| Task directions |
Copy every line that holds "阴虚发热".

| Stored data |
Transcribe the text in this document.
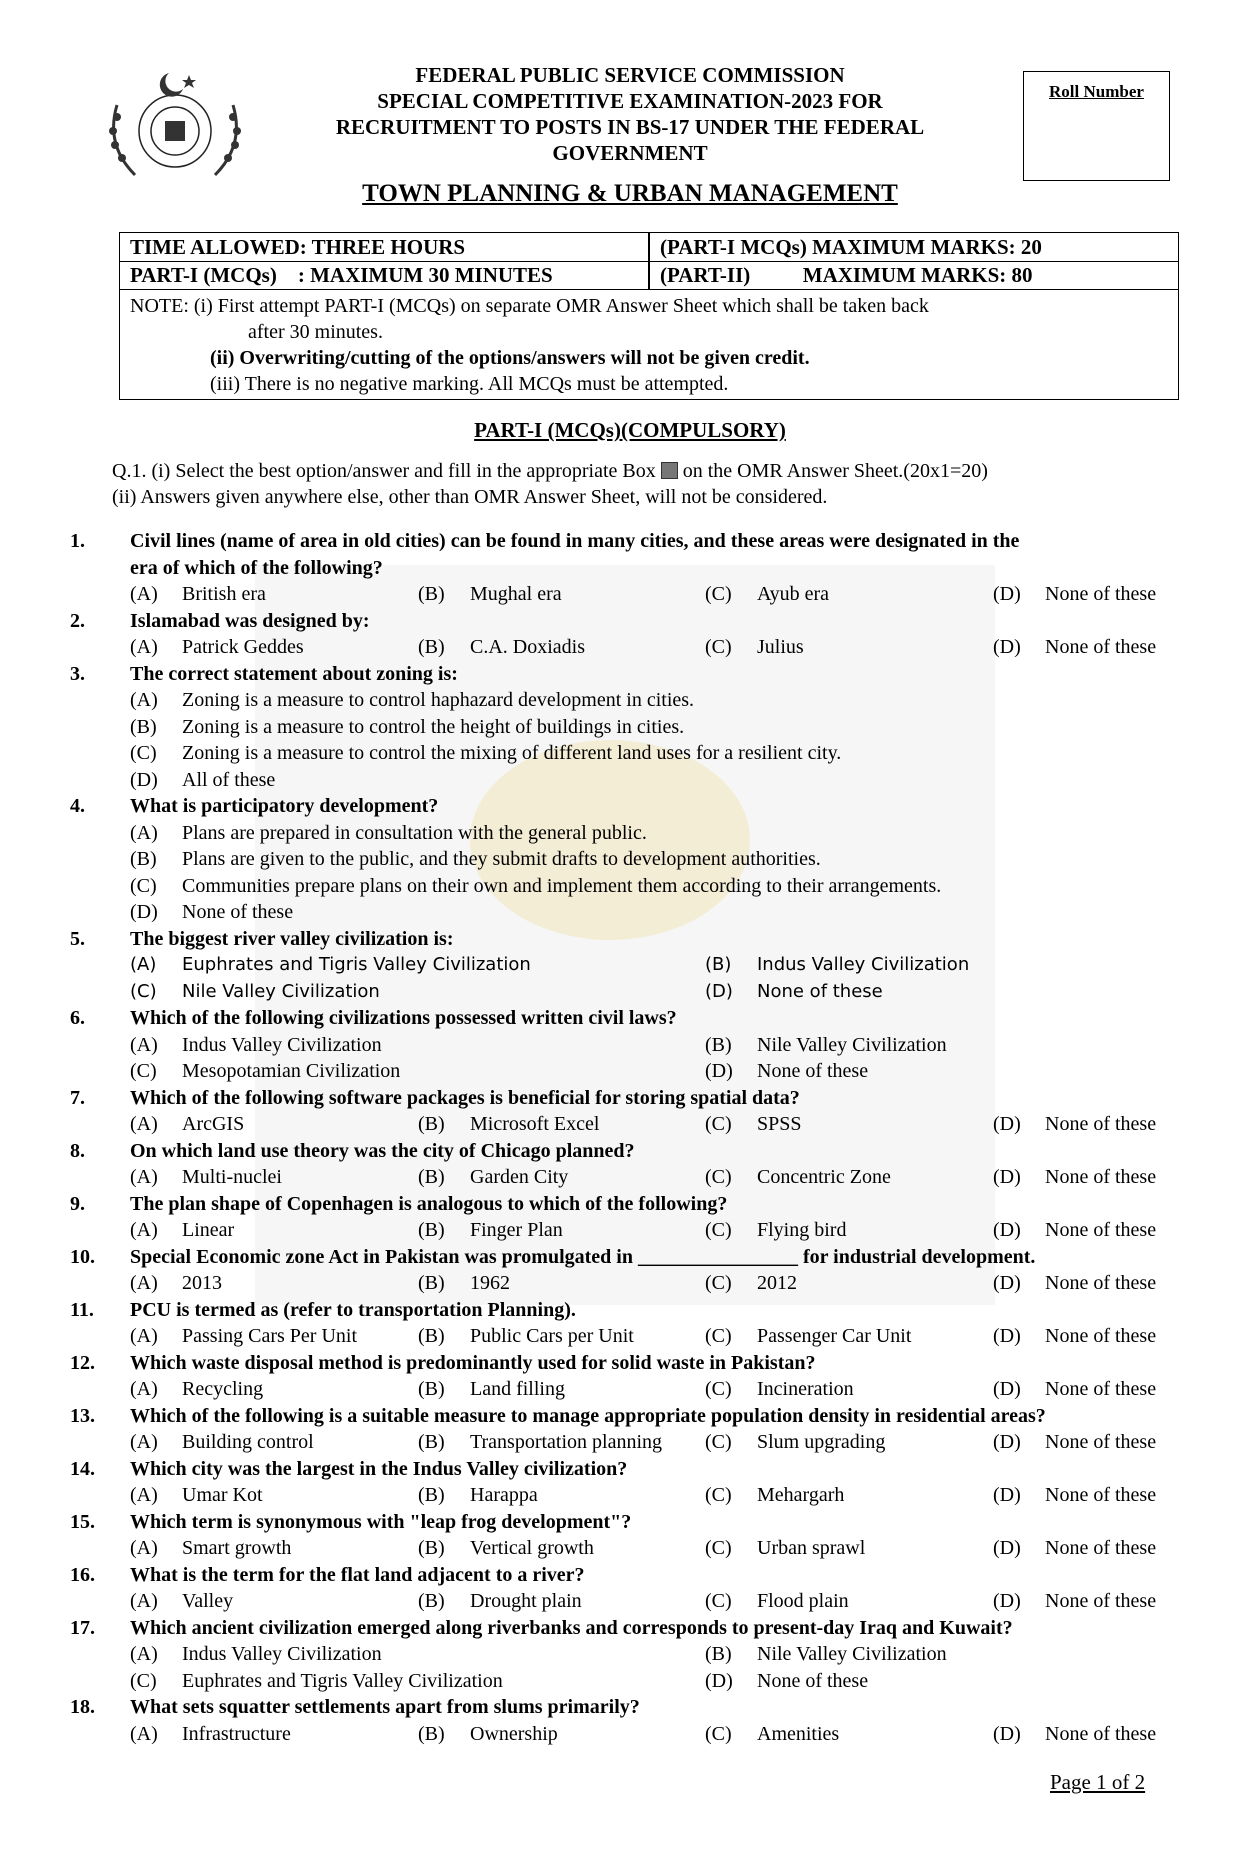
FEDERAL PUBLIC SERVICE COMMISSION
SPECIAL COMPETITIVE EXAMINATION-2023 FOR
RECRUITMENT TO POSTS IN BS-17 UNDER THE FEDERAL
GOVERNMENT
Roll Number
TOWN PLANNING & URBAN MANAGEMENT
TIME ALLOWED: THREE HOURS	(PART-I MCQs) MAXIMUM MARKS: 20
PART-I (MCQs)    : MAXIMUM 30 MINUTES	(PART-II)          MAXIMUM MARKS: 80
NOTE: (i) First attempt PART-I (MCQs) on separate OMR Answer Sheet which shall be taken back
after 30 minutes.
(ii) Overwriting/cutting of the options/answers will not be given credit.
(iii) There is no negative marking. All MCQs must be attempted.
PART-I (MCQs)(COMPULSORY)
Q.1. (i) Select the best option/answer and fill in the appropriate Box on the OMR Answer Sheet.(20x1=20)
(ii) Answers given anywhere else, other than OMR Answer Sheet, will not be considered.
1. Civil lines (name of area in old cities) can be found in many cities, and these areas were designated in the
era of which of the following?
(A) British era	(B) Mughal era	(C) Ayub era	(D) None of these
2. Islamabad was designed by:
(A) Patrick Geddes	(B) C.A. Doxiadis	(C) Julius	(D) None of these
3. The correct statement about zoning is:
(A) Zoning is a measure to control haphazard development in cities.
(B) Zoning is a measure to control the height of buildings in cities.
(C) Zoning is a measure to control the mixing of different land uses for a resilient city.
(D) All of these
4. What is participatory development?
(A) Plans are prepared in consultation with the general public.
(B) Plans are given to the public, and they submit drafts to development authorities.
(C) Communities prepare plans on their own and implement them according to their arrangements.
(D) None of these
5. The biggest river valley civilization is:
(A) Euphrates and Tigris Valley Civilization	(B) Indus Valley Civilization
(C) Nile Valley Civilization	(D) None of these
6. Which of the following civilizations possessed written civil laws?
(A) Indus Valley Civilization	(B) Nile Valley Civilization
(C) Mesopotamian Civilization	(D) None of these
7. Which of the following software packages is beneficial for storing spatial data?
(A) ArcGIS	(B) Microsoft Excel	(C) SPSS	(D) None of these
8. On which land use theory was the city of Chicago planned?
(A) Multi-nuclei	(B) Garden City	(C) Concentric Zone	(D) None of these
9. The plan shape of Copenhagen is analogous to which of the following?
(A) Linear	(B) Finger Plan	(C) Flying bird	(D) None of these
10. Special Economic zone Act in Pakistan was promulgated in ________________ for industrial development.
(A) 2013	(B) 1962	(C) 2012	(D) None of these
11. PCU is termed as (refer to transportation Planning).
(A) Passing Cars Per Unit	(B) Public Cars per Unit	(C) Passenger Car Unit	(D) None of these
12. Which waste disposal method is predominantly used for solid waste in Pakistan?
(A) Recycling	(B) Land filling	(C) Incineration	(D) None of these
13. Which of the following is a suitable measure to manage appropriate population density in residential areas?
(A) Building control	(B) Transportation planning (C) Slum upgrading	(D) None of these
14. Which city was the largest in the Indus Valley civilization?
(A) Umar Kot	(B) Harappa	(C) Mehargarh	(D) None of these
15. Which term is synonymous with "leap frog development"?
(A) Smart growth	(B) Vertical growth	(C) Urban sprawl	(D) None of these
16. What is the term for the flat land adjacent to a river?
(A) Valley	(B) Drought plain	(C) Flood plain	(D) None of these
17. Which ancient civilization emerged along riverbanks and corresponds to present-day Iraq and Kuwait?
(A) Indus Valley Civilization	(B) Nile Valley Civilization
(C) Euphrates and Tigris Valley Civilization	(D) None of these
18. What sets squatter settlements apart from slums primarily?
(A) Infrastructure	(B) Ownership	(C) Amenities	(D) None of these
Page 1 of 2
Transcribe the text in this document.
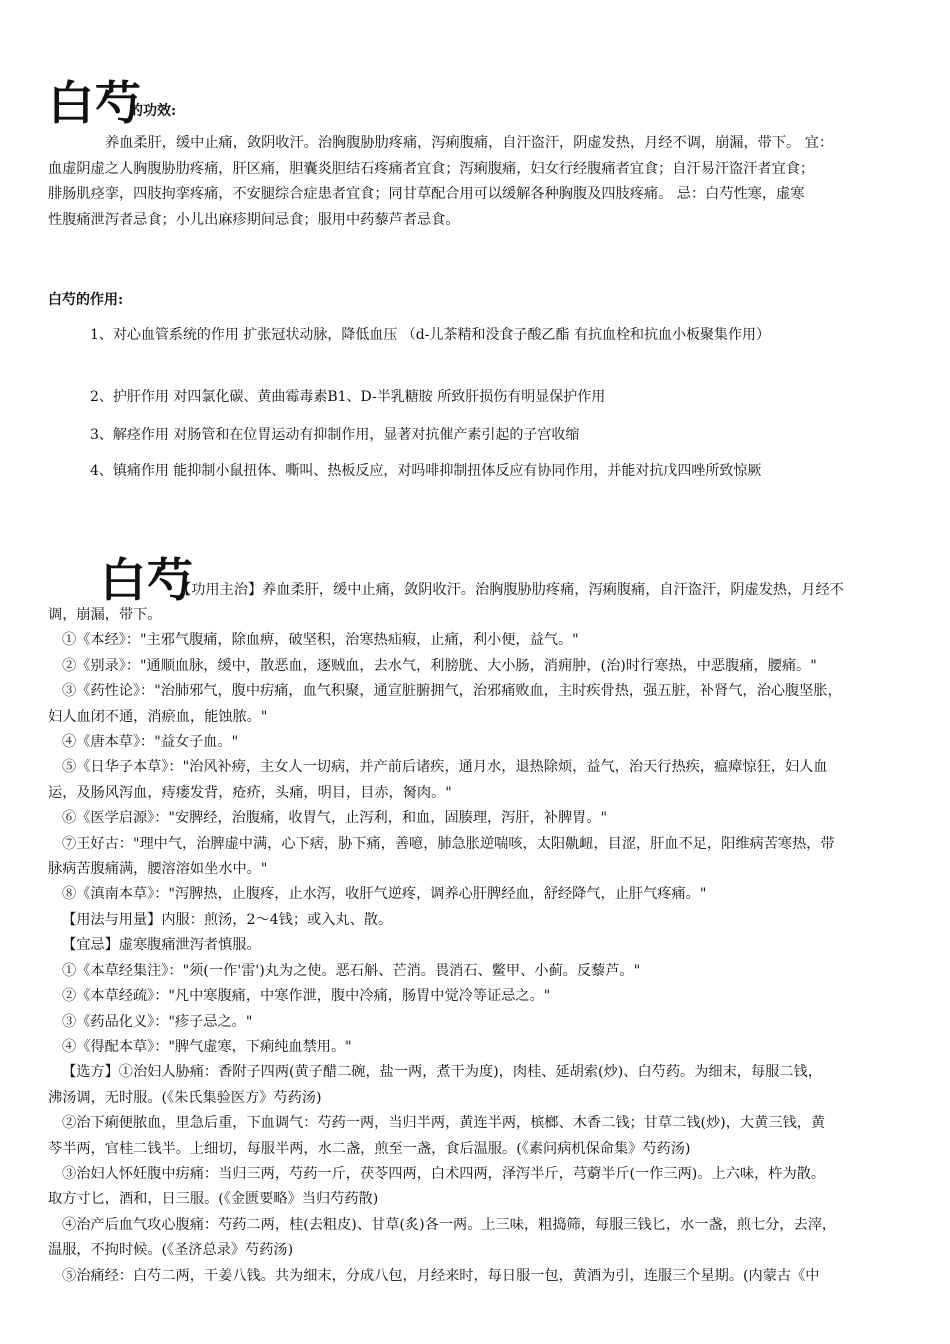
白芍
的功效:
养血柔肝，缓中止痛，敛阴收汗。治胸腹胁肋疼痛，泻痢腹痛，自汗盗汗，阴虚发热，月经不调，崩漏，带下。 宜：
血虚阴虚之人胸腹胁肋疼痛，肝区痛，胆囊炎胆结石疼痛者宜食；泻痢腹痛，妇女行经腹痛者宜食；自汗易汗盗汗者宜食；
腓肠肌痉挛，四肢拘挛疼痛，不安腿综合症患者宜食；同甘草配合用可以缓解各种胸腹及四肢疼痛。 忌：白芍性寒，虚寒
性腹痛泄泻者忌食；小儿出麻疹期间忌食；服用中药藜芦者忌食。
白芍的作用:
1、对心血管系统的作用 扩张冠状动脉，降低血压 （d-儿茶精和没食子酸乙酯 有抗血栓和抗血小板聚集作用）
2、护肝作用 对四氯化碳、黄曲霉毒素B1、D-半乳糖胺 所致肝损伤有明显保护作用
3、解痉作用 对肠管和在位胃运动有抑制作用，显著对抗催产素引起的子宫收缩
4、镇痛作用 能抑制小鼠扭体、嘶叫、热板反应，对吗啡抑制扭体反应有协同作用，并能对抗戊四唑所致惊厥
白芍
【功用主治】养血柔肝，缓中止痛，敛阴收汗。治胸腹胁肋疼痛，泻痢腹痛，自汗盗汗，阴虚发热，月经不
调，崩漏，带下。
①《本经》："主邪气腹痛，除血痹，破坚积，治寒热疝瘕，止痛，利小便，益气。"
②《别录》："通顺血脉，缓中，散恶血，逐贼血，去水气，利膀胱、大小肠，消痈肿，(治)时行寒热，中恶腹痛，腰痛。"
③《药性论》："治肺邪气，腹中疠痛，血气积聚，通宣脏腑拥气，治邪痛败血，主时疾骨热，强五脏，补肾气，治心腹坚胀，
妇人血闭不通，消瘀血，能蚀脓。"
④《唐本草》："益女子血。"
⑤《日华子本草》："治风补痨，主女人一切病，并产前后诸疾，通月水，退热除烦，益气，治天行热疾，瘟瘴惊狂，妇人血
运，及肠风泻血，痔瘘发背，疮疥，头痛，明目，目赤，胬肉。"
⑥《医学启源》："安脾经，治腹痛，收胃气，止泻利，和血，固腠理，泻肝，补脾胃。"
⑦王好古："理中气，治脾虚中满，心下痞，胁下痛，善噫，肺急胀逆喘咳，太阳鼽衄，目涩，肝血不足，阳维病苦寒热，带
脉病苦腹痛满，腰溶溶如坐水中。"
⑧《滇南本草》："泻脾热，止腹疼，止水泻，收肝气逆疼，调养心肝脾经血，舒经降气，止肝气疼痛。"
【用法与用量】内服：煎汤，2～4钱；或入丸、散。
【宜忌】虚寒腹痛泄泻者慎服。
①《本草经集注》："须(一作'雷')丸为之使。恶石斛、芒消。畏消石、鳖甲、小蓟。反藜芦。"
②《本草经疏》："凡中寒腹痛，中寒作泄，腹中冷痛，肠胃中觉冷等证忌之。"
③《药品化义》："疹子忌之。"
④《得配本草》："脾气虚寒，下痢纯血禁用。"
【选方】①治妇人胁痛：香附子四两(黄子醋二碗，盐一两，煮干为度)，肉桂、延胡索(炒)、白芍药。为细末，每服二钱，
沸汤调，无时服。(《朱氏集验医方》芍药汤)
②治下痢便脓血，里急后重，下血调气：芍药一两，当归半两，黄连半两，槟榔、木香二钱；甘草二钱(炒)，大黄三钱，黄
芩半两，官桂二钱半。上细切，每服半两，水二盏，煎至一盏，食后温服。(《素问病机保命集》芍药汤)
③治妇人怀妊腹中疠痛：当归三两，芍药一斤，茯苓四两，白术四两，泽泻半斤，芎藭半斤(一作三两)。上六味，杵为散。
取方寸匕，酒和，日三服。(《金匮要略》当归芍药散)
④治产后血气攻心腹痛：芍药二两，桂(去粗皮)、甘草(炙)各一两。上三味，粗捣筛，每服三钱匕，水一盏，煎七分，去滓，
温服，不拘时候。(《圣济总录》芍药汤)
⑤治痛经：白芍二两，干姜八钱。共为细末，分成八包，月经来时，每日服一包，黄酒为引，连服三个星期。(内蒙古《中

| Response |
养血柔肝，缓中止痛，敛阴收汗。治胸腹胁肋疼痛，泻痢腹痛，自汗盗汗，阴虚发热，月经不调，崩漏，带下。 宜：
【功用主治】养血柔肝，缓中止痛，敛阴收汗。治胸腹胁肋疼痛，泻痢腹痛，自汗盗汗，阴虚发热，月经不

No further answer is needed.